Description of the task >> Which lines hold the word "million"? Copy each of them from the material.

Data rows >>
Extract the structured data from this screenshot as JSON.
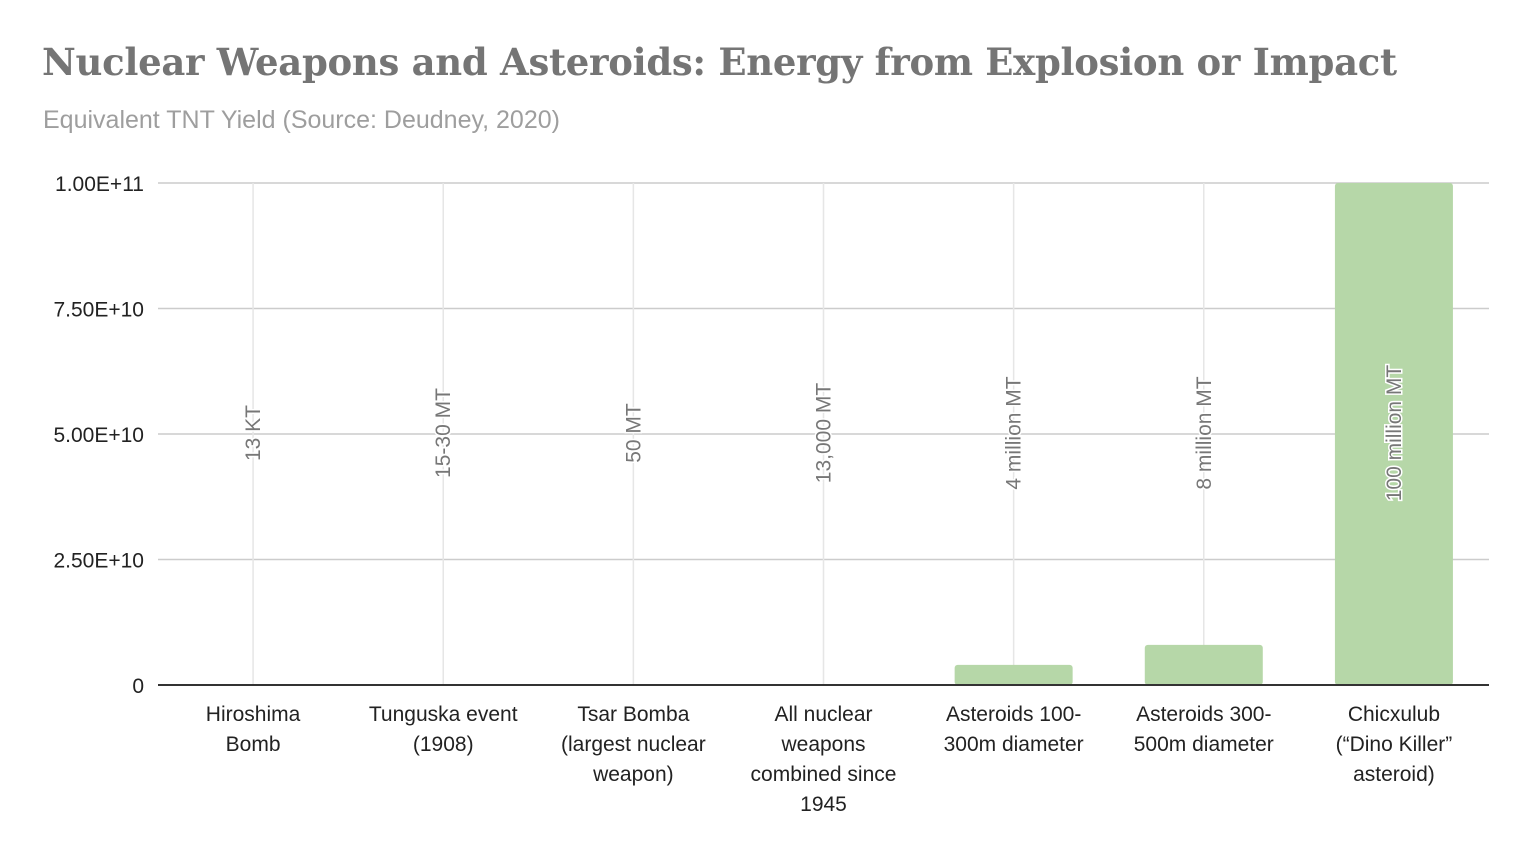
{
  "chart_data": {
    "type": "bar",
    "title": "Nuclear Weapons and Asteroids: Energy from Explosion or Impact",
    "subtitle": "Equivalent TNT Yield (Source: Deudney, 2020)",
    "xlabel": "",
    "ylabel": "",
    "categories": [
      [
        "Hiroshima",
        "Bomb"
      ],
      [
        "Tunguska event",
        "(1908)"
      ],
      [
        "Tsar Bomba",
        "(largest nuclear",
        "weapon)"
      ],
      [
        "All nuclear",
        "weapons",
        "combined since",
        "1945"
      ],
      [
        "Asteroids 100-",
        "300m diameter"
      ],
      [
        "Asteroids 300-",
        "500m diameter"
      ],
      [
        "Chicxulub",
        "(“Dino Killer”",
        "asteroid)"
      ]
    ],
    "values": [
      13,
      30000,
      50000,
      13000000,
      4000000000,
      8000000000,
      100000000000
    ],
    "data_labels": [
      "13 KT",
      "15-30 MT",
      "50 MT",
      "13,000 MT",
      "4 million MT",
      "8 million MT",
      "100 million MT"
    ],
    "ylim": [
      0,
      100000000000
    ],
    "yticks": [
      0,
      25000000000,
      50000000000,
      75000000000,
      100000000000
    ],
    "ytick_labels": [
      "0",
      "2.50E+10",
      "5.00E+10",
      "7.50E+10",
      "1.00E+11"
    ],
    "grid": true,
    "legend": "none",
    "colors": {
      "bar": "#b6d7a8",
      "grid": "#cccccc",
      "axis": "#333333",
      "data_label": "#777777",
      "tick_text": "#222222"
    }
  }
}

Reply >>
      "4 million MT",
      "8 million MT",
      "100 million MT"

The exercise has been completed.